Set problem:
Set down all of the data exactly as it appears.
━━━━━ Supplied material
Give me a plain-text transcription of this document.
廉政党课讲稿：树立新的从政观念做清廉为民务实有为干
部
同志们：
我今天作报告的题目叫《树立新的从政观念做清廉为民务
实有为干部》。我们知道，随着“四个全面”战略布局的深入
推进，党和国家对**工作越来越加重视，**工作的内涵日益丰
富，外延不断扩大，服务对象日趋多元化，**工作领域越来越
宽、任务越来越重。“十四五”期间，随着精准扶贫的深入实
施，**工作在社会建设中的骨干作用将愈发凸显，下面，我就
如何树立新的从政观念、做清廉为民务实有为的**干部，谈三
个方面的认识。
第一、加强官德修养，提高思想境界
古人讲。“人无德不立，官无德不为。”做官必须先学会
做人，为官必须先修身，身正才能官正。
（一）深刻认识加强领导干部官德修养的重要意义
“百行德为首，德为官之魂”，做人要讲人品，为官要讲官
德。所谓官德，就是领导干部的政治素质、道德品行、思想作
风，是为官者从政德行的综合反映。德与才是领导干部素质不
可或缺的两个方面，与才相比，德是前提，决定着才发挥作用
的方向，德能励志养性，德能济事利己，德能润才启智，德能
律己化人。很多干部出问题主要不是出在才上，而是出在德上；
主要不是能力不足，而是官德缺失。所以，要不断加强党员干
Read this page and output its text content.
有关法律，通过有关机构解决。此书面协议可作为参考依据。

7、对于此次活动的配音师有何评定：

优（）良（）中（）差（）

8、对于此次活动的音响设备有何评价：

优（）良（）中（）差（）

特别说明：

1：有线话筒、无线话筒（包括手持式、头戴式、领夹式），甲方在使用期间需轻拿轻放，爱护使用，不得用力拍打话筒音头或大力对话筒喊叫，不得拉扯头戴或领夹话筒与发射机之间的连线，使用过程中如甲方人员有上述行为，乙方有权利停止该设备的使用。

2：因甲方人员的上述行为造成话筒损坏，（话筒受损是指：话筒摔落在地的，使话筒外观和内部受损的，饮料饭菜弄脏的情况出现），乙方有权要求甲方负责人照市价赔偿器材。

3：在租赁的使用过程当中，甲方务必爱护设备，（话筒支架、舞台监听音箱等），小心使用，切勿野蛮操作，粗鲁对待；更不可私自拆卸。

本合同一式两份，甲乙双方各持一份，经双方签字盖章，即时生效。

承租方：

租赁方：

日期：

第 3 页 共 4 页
━━━━━━━━━━
Solution to the exercise:
Give me a plain-text transcription of this document.
廉政党课讲稿：树立新的从政观念做清廉为民务实有为干
部
同志们：
我今天作报告的题目叫《树立新的从政观念做清廉为民务
实有为干部》。我们知道，随着“四个全面”战略布局的深入
推进，党和国家对**工作越来越加重视，**工作的内涵日益丰
富，外延不断扩大，服务对象日趋多元化，**工作领域越来越
宽、任务越来越重。“十四五”期间，随着精准扶贫的深入实
施，**工作在社会建设中的骨干作用将愈发凸显，下面，我就
如何树立新的从政观念、做清廉为民务实有为的**干部，谈三
个方面的认识。
第一、加强官德修养，提高思想境界
古人讲。“人无德不立，官无德不为。”做官必须先学会
做人，为官必须先修身，身正才能官正。
（一）深刻认识加强领导干部官德修养的重要意义
“百行德为首，德为官之魂”，做人要讲人品，为官要讲官
德。所谓官德，就是领导干部的政治素质、道德品行、思想作
风，是为官者从政德行的综合反映。德与才是领导干部素质不
可或缺的两个方面，与才相比，德是前提，决定着才发挥作用
的方向，德能励志养性，德能济事利己，德能润才启智，德能
律己化人。很多干部出问题主要不是出在才上，而是出在德上；
主要不是能力不足，而是官德缺失。所以，要不断加强党员干
Read this page and output its text content.
有关法律，通过有关机构解决。此书面协议可作为参考依据。

7、对于此次活动的配音师有何评定：

优（）良（）中（）差（）

8、对于此次活动的音响设备有何评价：

优（）良（）中（）差（）

特别说明：

1：有线话筒、无线话筒（包括手持式、头戴式、领夹式），甲方在使用期间需轻拿轻放，爱护使用，不得用力拍打话筒音头或大力对话筒喊叫，不得拉扯头戴或领夹话筒与发射机之间的连线，使用过程中如甲方人员有上述行为，乙方有权利停止该设备的使用。

2：因甲方人员的上述行为造成话筒损坏，（话筒受损是指：话筒摔落在地的，使话筒外观和内部受损的，饮料饭菜弄脏的情况出现），乙方有权要求甲方负责人照市价赔偿器材。

3：在租赁的使用过程当中，甲方务必爱护设备，（话筒支架、舞台监听音箱等），小心使用，切勿野蛮操作，粗鲁对待；更不可私自拆卸。

本合同一式两份，甲乙双方各持一份，经双方签字盖章，即时生效。

承租方：

租赁方：

日期：

第 3 页 共 4 页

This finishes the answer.